(Collected data entries)
____

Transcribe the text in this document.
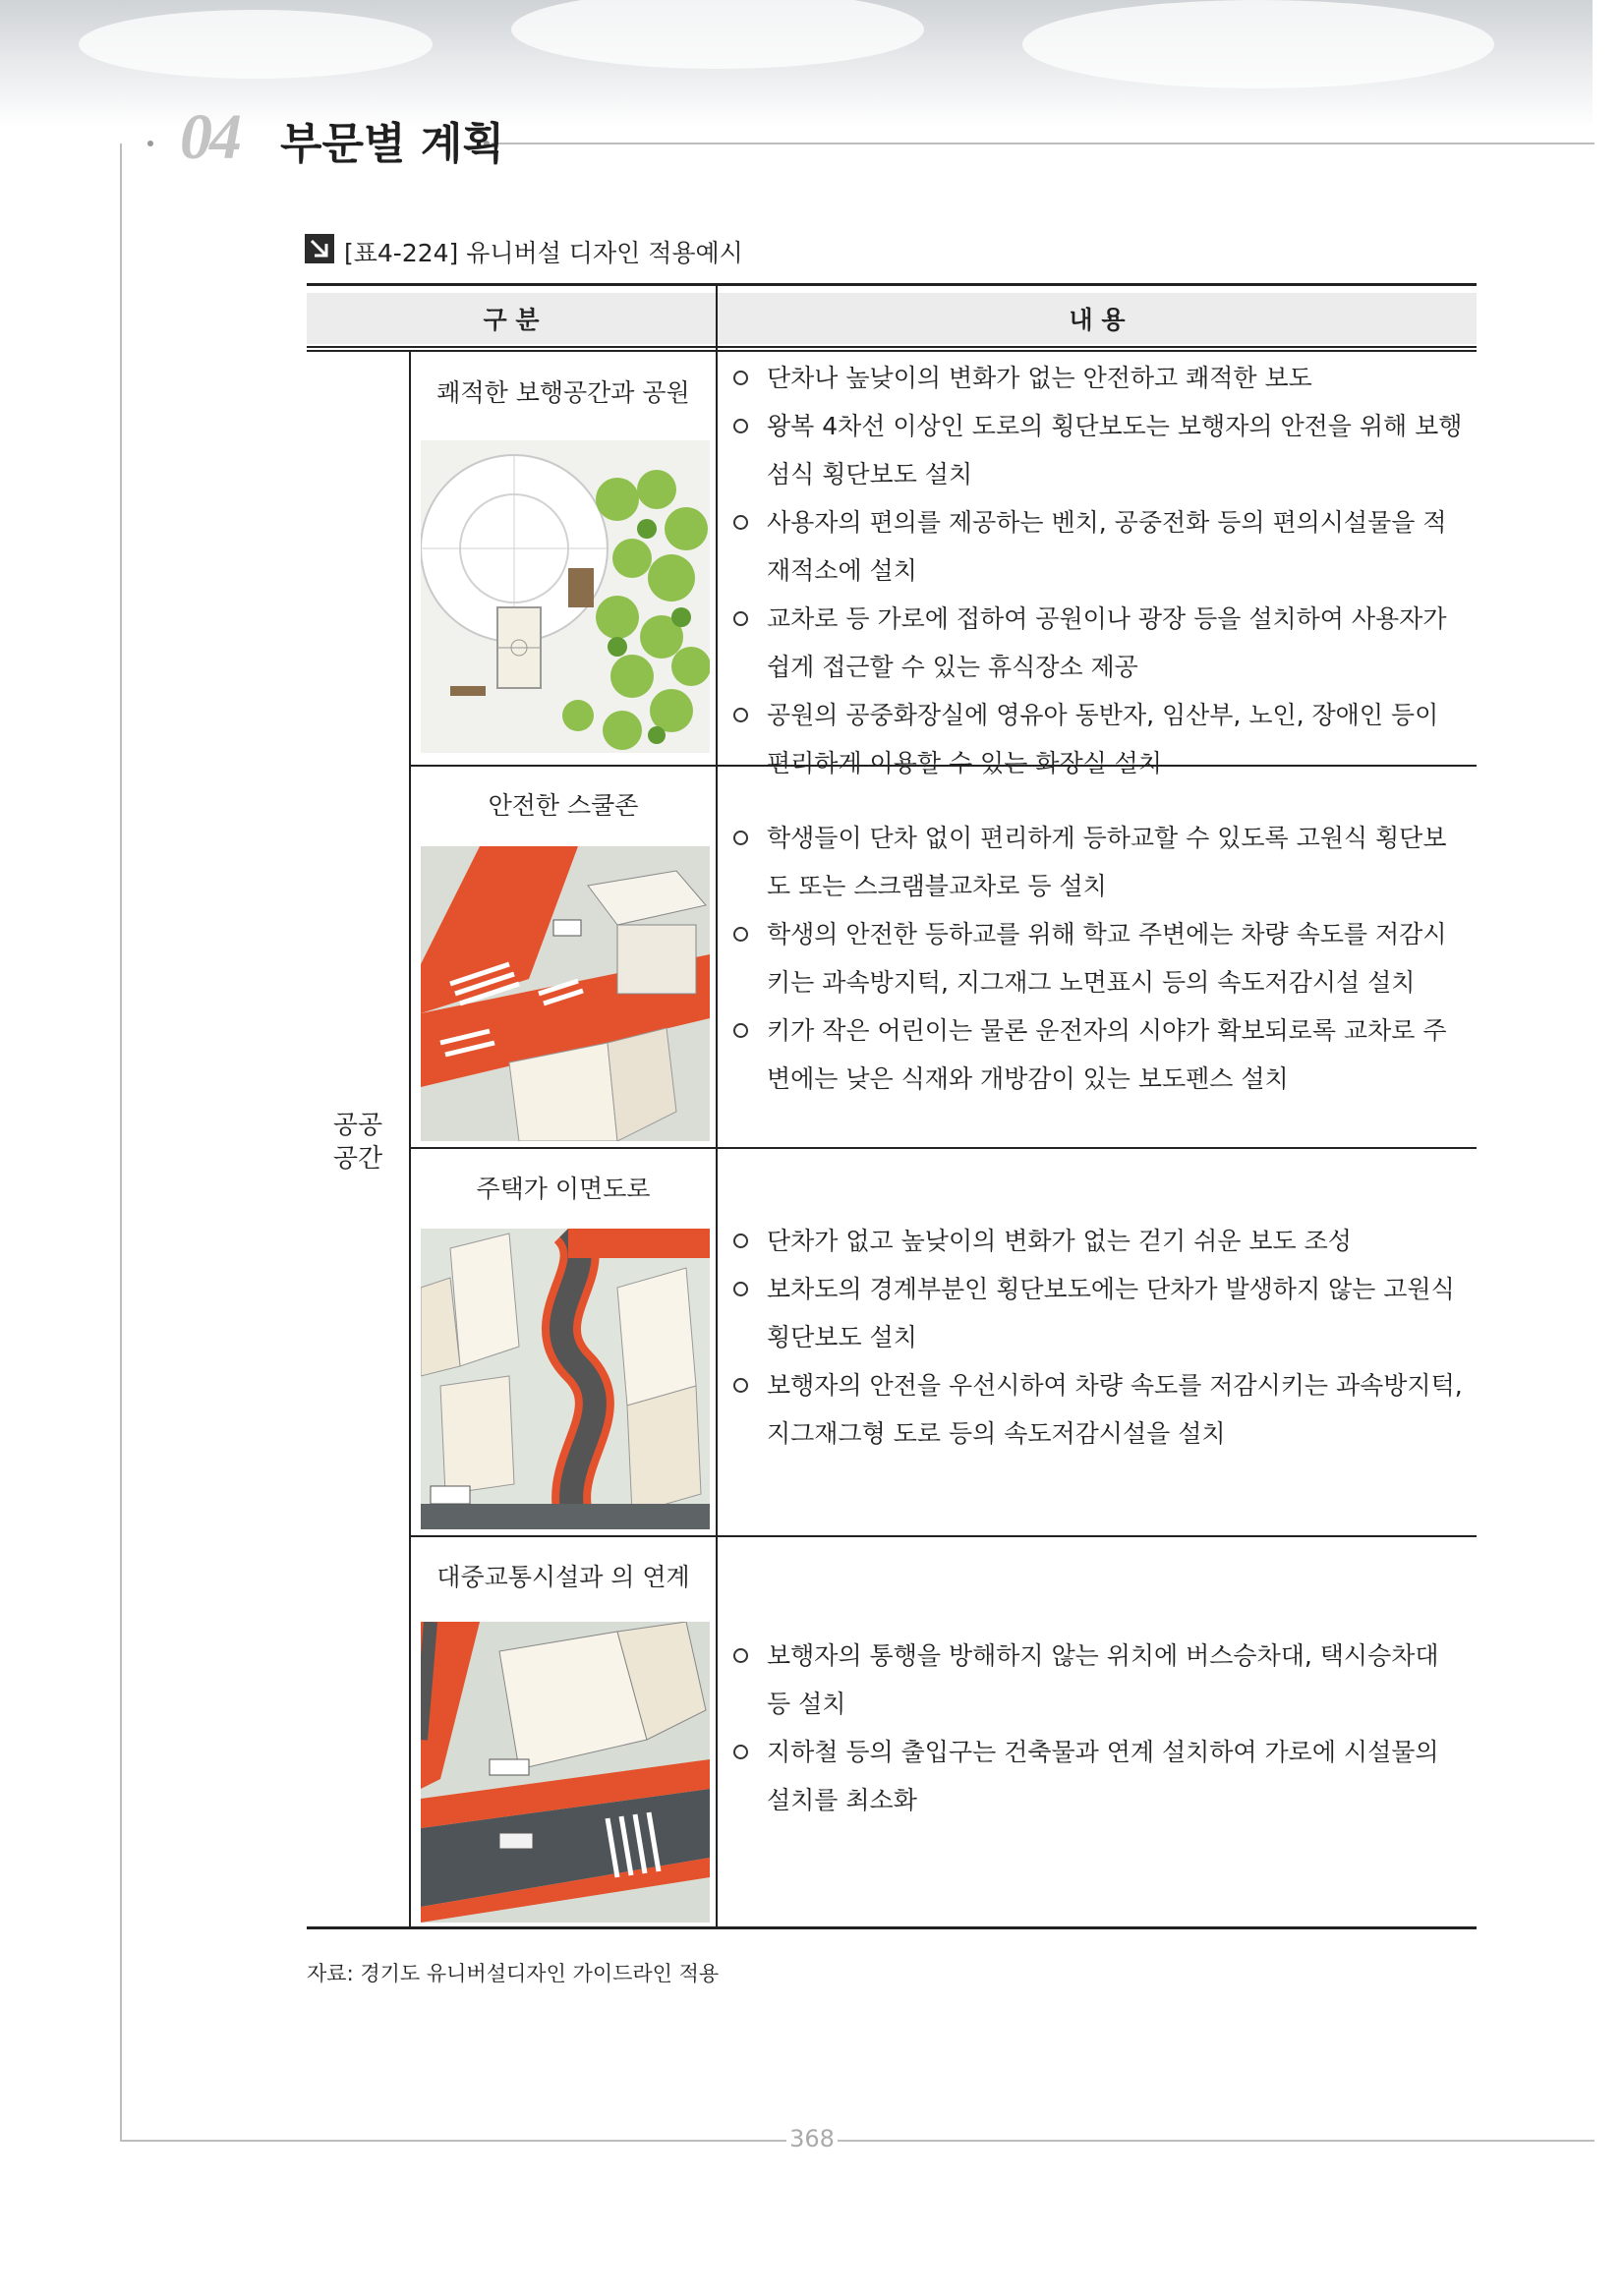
04 부문별 계획
[표4-224] 유니버설 디자인 적용예시
구 분	내 용
공공
공간
쾌적한 보행공간과 공원
단차나 높낮이의 변화가 없는 안전하고 쾌적한 보도
왕복 4차선 이상인 도로의 횡단보도는 보행자의 안전을 위해 보행섬식 횡단보도 설치
사용자의 편의를 제공하는 벤치, 공중전화 등의 편의시설물을 적재적소에 설치
교차로 등 가로에 접하여 공원이나 광장 등을 설치하여 사용자가 쉽게 접근할 수 있는 휴식장소 제공
공원의 공중화장실에 영유아 동반자, 임산부, 노인, 장애인 등이 편리하게 이용할 수 있는 화장실 설치
안전한 스쿨존
학생들이 단차 없이 편리하게 등하교할 수 있도록 고원식 횡단보도 또는 스크램블교차로 등 설치
학생의 안전한 등하교를 위해 학교 주변에는 차량 속도를 저감시키는 과속방지턱, 지그재그 노면표시 등의 속도저감시설 설치
키가 작은 어린이는 물론 운전자의 시야가 확보되로록 교차로 주변에는 낮은 식재와 개방감이 있는 보도펜스 설치
주택가 이면도로
단차가 없고 높낮이의 변화가 없는 걷기 쉬운 보도 조성
보차도의 경계부분인 횡단보도에는 단차가 발생하지 않는 고원식 횡단보도 설치
보행자의 안전을 우선시하여 차량 속도를 저감시키는 과속방지턱, 지그재그형 도로 등의 속도저감시설을 설치
대중교통시설과 의 연계
보행자의 통행을 방해하지 않는 위치에 버스승차대, 택시승차대 등 설치
지하철 등의 출입구는 건축물과 연계 설치하여 가로에 시설물의 설치를 최소화
자료: 경기도 유니버설디자인 가이드라인 적용
368
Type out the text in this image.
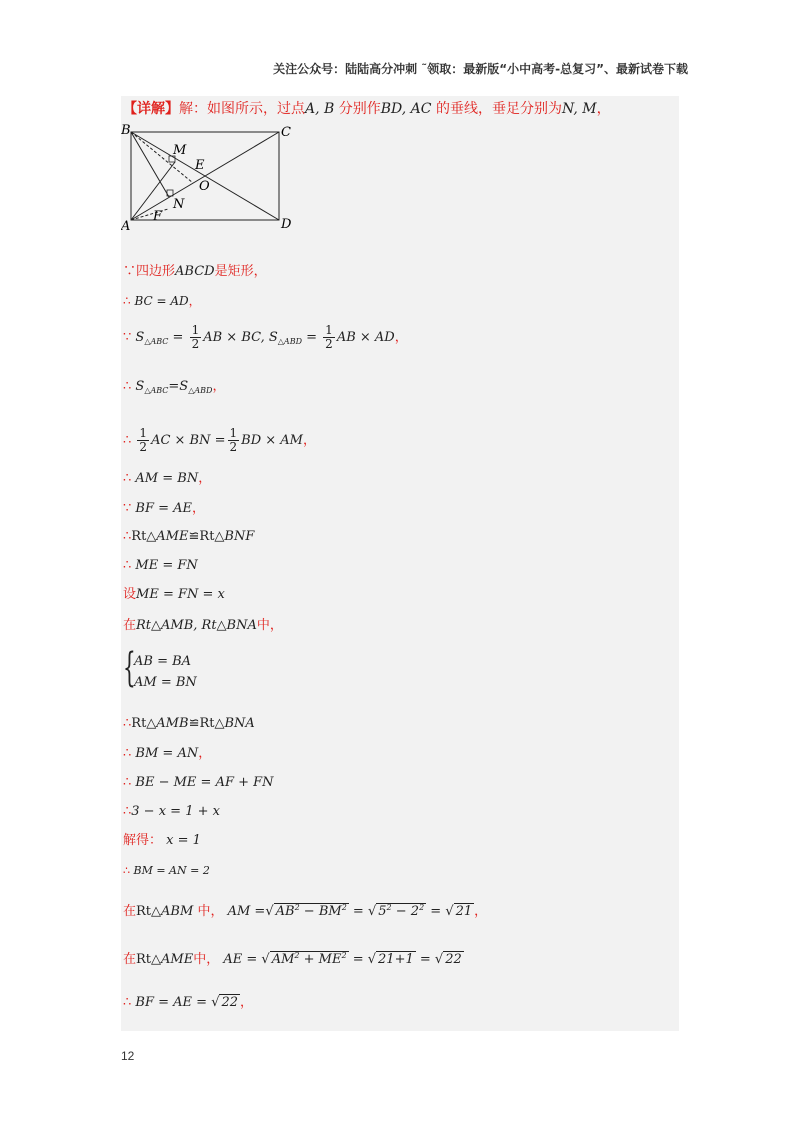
关注公众号：陆陆高分冲刺 ˜领取：最新版“小中高考-总复习”、最新试卷下载
【详解】解：如图所示，过点A, B 分别作BD, AC 的垂线，垂足分别为N, M，
B	C
A	D
M
E
O
N
F
∵四边形ABCD是矩形，
∴ BC = AD，
∵ $S_{\triangle ABC} = \frac{1}{2}$ AB × BC, $S_{\triangle ABD} = \frac{1}{2}$ AB × AD，
∴ $S_{\triangle ABC}=S_{\triangle ABD}$，
∴ $\frac{1}{2}$ AC × BN = $\frac{1}{2}$ BD × AM，
∴ AM = BN，
∵ BF = AE，
∴Rt△AME≌Rt△BNF
∴ ME = FN
设ME = FN = x
在Rt△AMB, Rt△BNA中，
{
AB = BA
AM = BN
∴Rt△AMB≌Rt△BNA
∴ BM = AN，
∴ BE − ME = AF + FN
∴3 − x = 1 + x
解得： x = 1
∴ BM = AN = 2
在Rt△ABM 中， AM =√ $AB^2 - BM^2$ = √ $5^2 - 2^2$ = √ 21 ，
在Rt△AME中， AE = √ $AM^2 + ME^2$ = √ 21+1 = √ 22
∴ BF = AE = √ 22 ，
12
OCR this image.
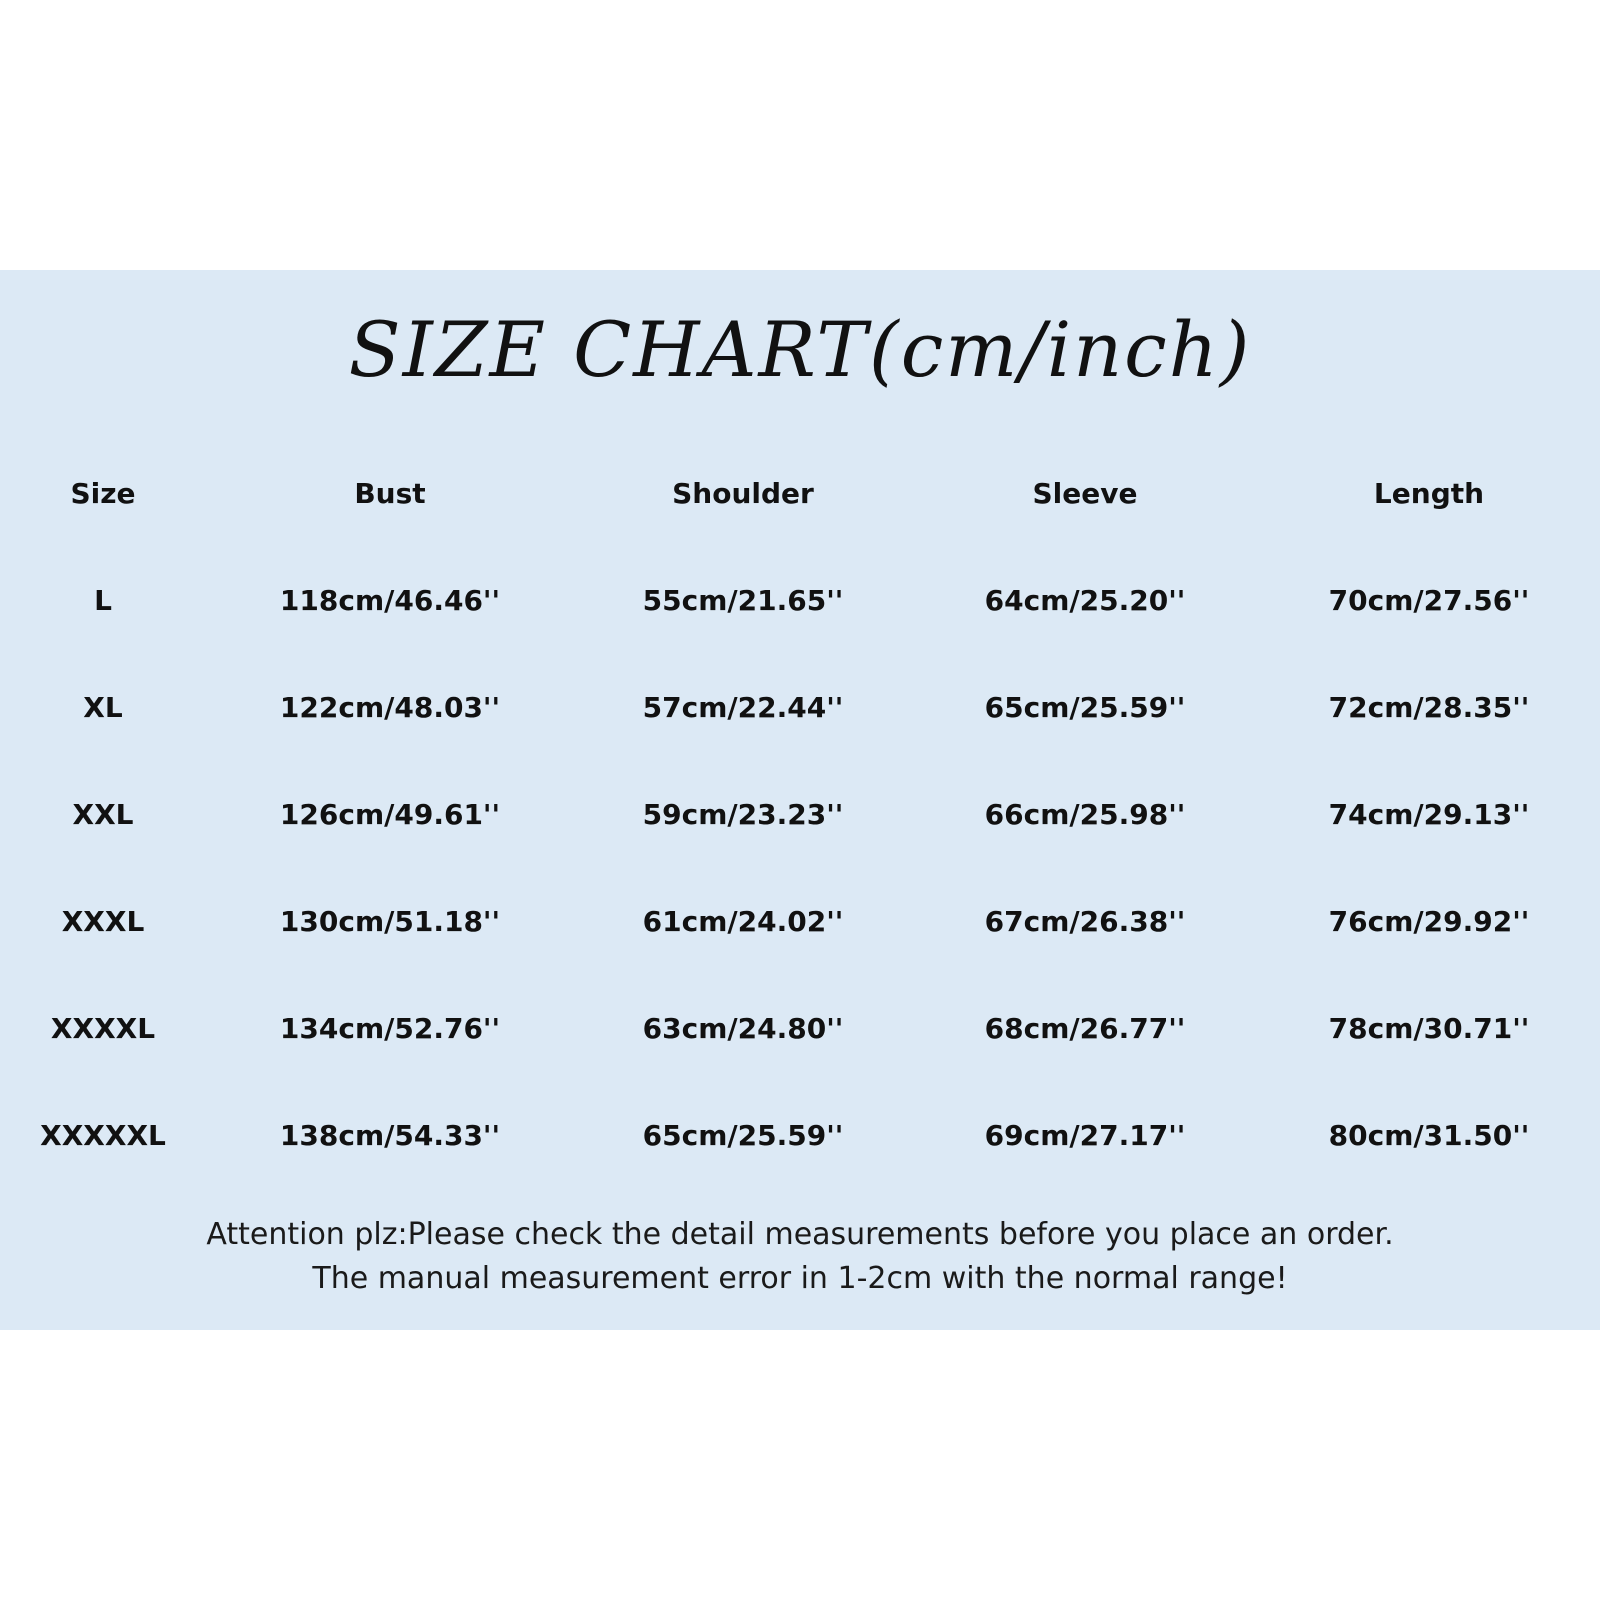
SIZE CHART(cm/inch)
Size	Bust	Shoulder	Sleeve	Length
L	118cm/46.46''	55cm/21.65''	64cm/25.20''	70cm/27.56''
XL	122cm/48.03''	57cm/22.44''	65cm/25.59''	72cm/28.35''
XXL	126cm/49.61''	59cm/23.23''	66cm/25.98''	74cm/29.13''
XXXL	130cm/51.18''	61cm/24.02''	67cm/26.38''	76cm/29.92''
XXXXL	134cm/52.76''	63cm/24.80''	68cm/26.77''	78cm/30.71''
XXXXXL	138cm/54.33''	65cm/25.59''	69cm/27.17''	80cm/31.50''
Attention plz:Please check the detail measurements before you place an order.
The manual measurement error in 1-2cm with the normal range!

____

▶ [What you need to do] Transcribe all the lines above exactly, apart from the pictures.

▶ [Answer below]
Transcribe the text in this document.
04 부문별 계획
[표4-224] 유니버설 디자인 적용예시
구 분	내 용
공공
공간
쾌적한 보행공간과 공원
단차나 높낮이의 변화가 없는 안전하고 쾌적한 보도
왕복 4차선 이상인 도로의 횡단보도는 보행자의 안전을 위해 보행섬식 횡단보도 설치
사용자의 편의를 제공하는 벤치, 공중전화 등의 편의시설물을 적재적소에 설치
교차로 등 가로에 접하여 공원이나 광장 등을 설치하여 사용자가 쉽게 접근할 수 있는 휴식장소 제공
공원의 공중화장실에 영유아 동반자, 임산부, 노인, 장애인 등이 편리하게 이용할 수 있는 화장실 설치
안전한 스쿨존
학생들이 단차 없이 편리하게 등하교할 수 있도록 고원식 횡단보도 또는 스크램블교차로 등 설치
학생의 안전한 등하교를 위해 학교 주변에는 차량 속도를 저감시키는 과속방지턱, 지그재그 노면표시 등의 속도저감시설 설치
키가 작은 어린이는 물론 운전자의 시야가 확보되로록 교차로 주변에는 낮은 식재와 개방감이 있는 보도펜스 설치
주택가 이면도로
단차가 없고 높낮이의 변화가 없는 걷기 쉬운 보도 조성
보차도의 경계부분인 횡단보도에는 단차가 발생하지 않는 고원식 횡단보도 설치
보행자의 안전을 우선시하여 차량 속도를 저감시키는 과속방지턱, 지그재그형 도로 등의 속도저감시설을 설치
대중교통시설과 의 연계
보행자의 통행을 방해하지 않는 위치에 버스승차대, 택시승차대 등 설치
지하철 등의 출입구는 건축물과 연계 설치하여 가로에 시설물의 설치를 최소화
자료: 경기도 유니버설디자인 가이드라인 적용
368
Type out the text in this image.
关注公众号：陆陆高分冲刺 ˜领取：最新版“小中高考-总复习”、最新试卷下载
【详解】解：如图所示，过点A, B 分别作BD, AC 的垂线，垂足分别为N, M，
B	C
A	D
M
E
O
N
F
∵四边形ABCD是矩形，
∴ BC = AD，
∵ $S_{\triangle ABC} = \frac{1}{2}$ AB × BC, $S_{\triangle ABD} = \frac{1}{2}$ AB × AD，
∴ $S_{\triangle ABC}=S_{\triangle ABD}$，
∴ $\frac{1}{2}$ AC × BN = $\frac{1}{2}$ BD × AM，
∴ AM = BN，
∵ BF = AE，
∴Rt△AME≌Rt△BNF
∴ ME = FN
设ME = FN = x
在Rt△AMB, Rt△BNA中，
{
AB = BA
AM = BN
∴Rt△AMB≌Rt△BNA
∴ BM = AN，
∴ BE − ME = AF + FN
∴3 − x = 1 + x
解得： x = 1
∴ BM = AN = 2
在Rt△ABM 中， AM =√ $AB^2 - BM^2$ = √ $5^2 - 2^2$ = √ 21 ，
在Rt△AME中， AE = √ $AM^2 + ME^2$ = √ 21+1 = √ 22
∴ BF = AE = √ 22 ，
12
OCR this image.
SIZE CHART(cm/inch)
Size	Bust	Shoulder	Sleeve	Length
L	118cm/46.46''	55cm/21.65''	64cm/25.20''	70cm/27.56''
XL	122cm/48.03''	57cm/22.44''	65cm/25.59''	72cm/28.35''
XXL	126cm/49.61''	59cm/23.23''	66cm/25.98''	74cm/29.13''
XXXL	130cm/51.18''	61cm/24.02''	67cm/26.38''	76cm/29.92''
XXXXL	134cm/52.76''	63cm/24.80''	68cm/26.77''	78cm/30.71''
XXXXXL	138cm/54.33''	65cm/25.59''	69cm/27.17''	80cm/31.50''
Attention plz:Please check the detail measurements before you place an order.
The manual measurement error in 1-2cm with the normal range!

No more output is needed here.